=== Dataset rows ===

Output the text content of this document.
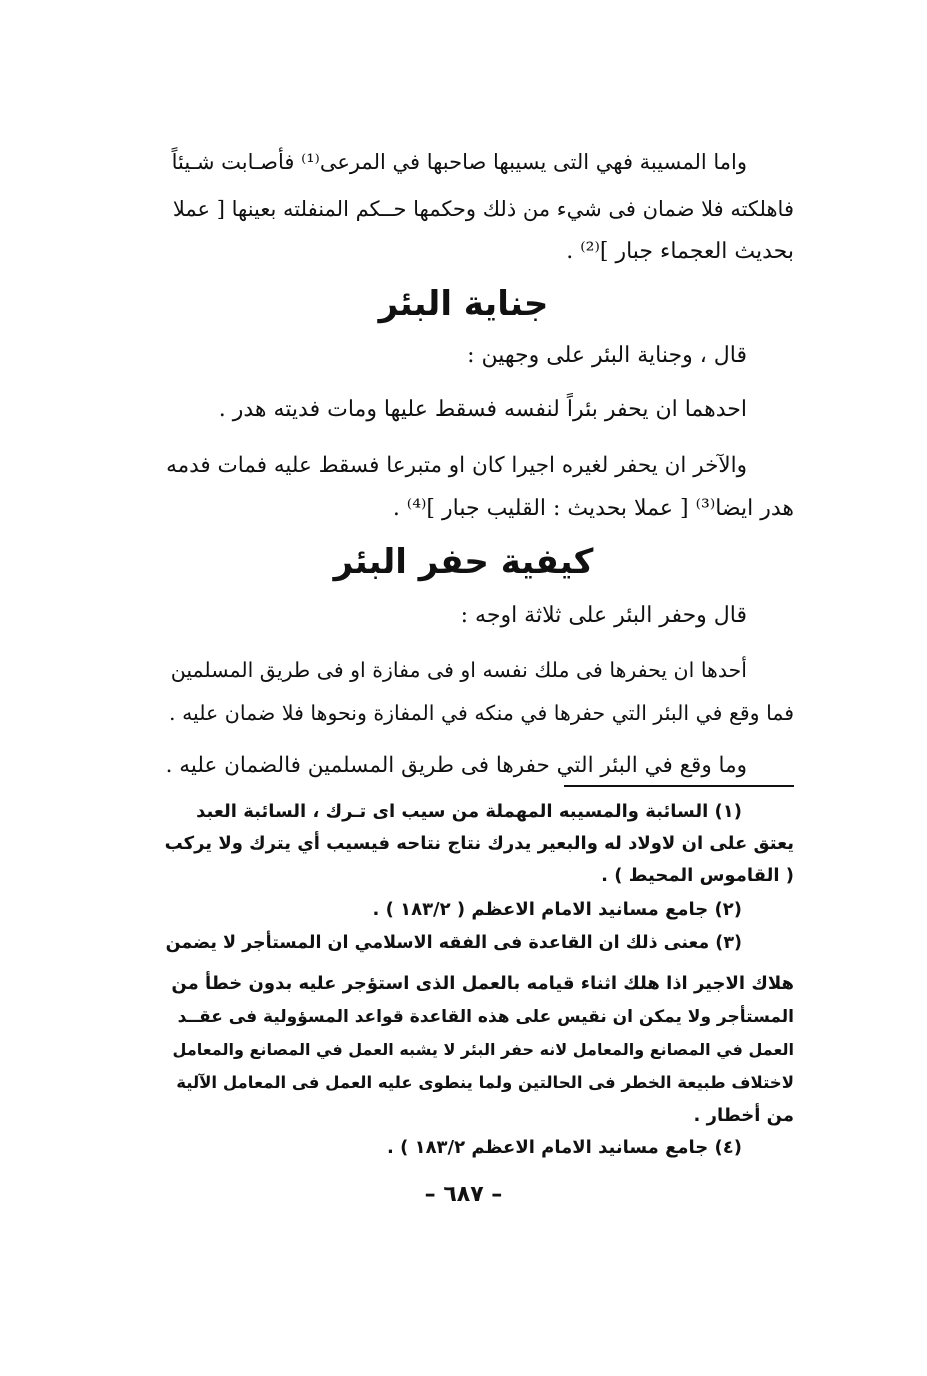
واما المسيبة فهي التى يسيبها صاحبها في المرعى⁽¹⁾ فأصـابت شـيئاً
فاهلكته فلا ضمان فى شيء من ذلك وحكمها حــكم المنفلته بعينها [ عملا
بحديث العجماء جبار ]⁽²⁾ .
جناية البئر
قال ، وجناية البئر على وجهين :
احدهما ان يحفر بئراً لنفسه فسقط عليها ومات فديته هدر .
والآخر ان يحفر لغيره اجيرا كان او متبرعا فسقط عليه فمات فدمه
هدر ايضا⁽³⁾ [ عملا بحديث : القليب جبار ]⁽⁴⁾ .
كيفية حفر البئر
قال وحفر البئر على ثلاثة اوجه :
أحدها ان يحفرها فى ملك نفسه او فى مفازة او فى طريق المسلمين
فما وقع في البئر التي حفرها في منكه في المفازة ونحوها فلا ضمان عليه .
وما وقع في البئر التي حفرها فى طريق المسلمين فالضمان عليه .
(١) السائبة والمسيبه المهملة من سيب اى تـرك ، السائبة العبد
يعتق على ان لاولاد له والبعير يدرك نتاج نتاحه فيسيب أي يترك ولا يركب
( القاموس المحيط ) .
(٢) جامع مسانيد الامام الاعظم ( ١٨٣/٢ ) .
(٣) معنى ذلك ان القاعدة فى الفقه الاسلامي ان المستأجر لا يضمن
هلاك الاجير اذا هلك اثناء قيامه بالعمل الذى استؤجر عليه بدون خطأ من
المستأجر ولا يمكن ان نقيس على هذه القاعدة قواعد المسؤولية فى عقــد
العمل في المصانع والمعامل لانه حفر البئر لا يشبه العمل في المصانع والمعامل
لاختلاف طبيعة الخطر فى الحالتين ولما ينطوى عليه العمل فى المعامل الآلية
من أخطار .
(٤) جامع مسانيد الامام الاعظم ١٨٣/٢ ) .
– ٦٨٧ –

===

Required task.
Make an exact copy of every entry above, minus the images.

Correct output.
Output the text content of this document.
واما المسيبة فهي التى يسيبها صاحبها في المرعى⁽¹⁾ فأصـابت شـيئاً
فاهلكته فلا ضمان فى شيء من ذلك وحكمها حــكم المنفلته بعينها [ عملا
بحديث العجماء جبار ]⁽²⁾ .
جناية البئر
قال ، وجناية البئر على وجهين :
احدهما ان يحفر بئراً لنفسه فسقط عليها ومات فديته هدر .
والآخر ان يحفر لغيره اجيرا كان او متبرعا فسقط عليه فمات فدمه
هدر ايضا⁽³⁾ [ عملا بحديث : القليب جبار ]⁽⁴⁾ .
كيفية حفر البئر
قال وحفر البئر على ثلاثة اوجه :
أحدها ان يحفرها فى ملك نفسه او فى مفازة او فى طريق المسلمين
فما وقع في البئر التي حفرها في منكه في المفازة ونحوها فلا ضمان عليه .
وما وقع في البئر التي حفرها فى طريق المسلمين فالضمان عليه .
(١) السائبة والمسيبه المهملة من سيب اى تـرك ، السائبة العبد
يعتق على ان لاولاد له والبعير يدرك نتاج نتاحه فيسيب أي يترك ولا يركب
( القاموس المحيط ) .
(٢) جامع مسانيد الامام الاعظم ( ١٨٣/٢ ) .
(٣) معنى ذلك ان القاعدة فى الفقه الاسلامي ان المستأجر لا يضمن
هلاك الاجير اذا هلك اثناء قيامه بالعمل الذى استؤجر عليه بدون خطأ من
المستأجر ولا يمكن ان نقيس على هذه القاعدة قواعد المسؤولية فى عقــد
العمل في المصانع والمعامل لانه حفر البئر لا يشبه العمل في المصانع والمعامل
لاختلاف طبيعة الخطر فى الحالتين ولما ينطوى عليه العمل فى المعامل الآلية
من أخطار .
(٤) جامع مسانيد الامام الاعظم ١٨٣/٢ ) .
– ٦٨٧ –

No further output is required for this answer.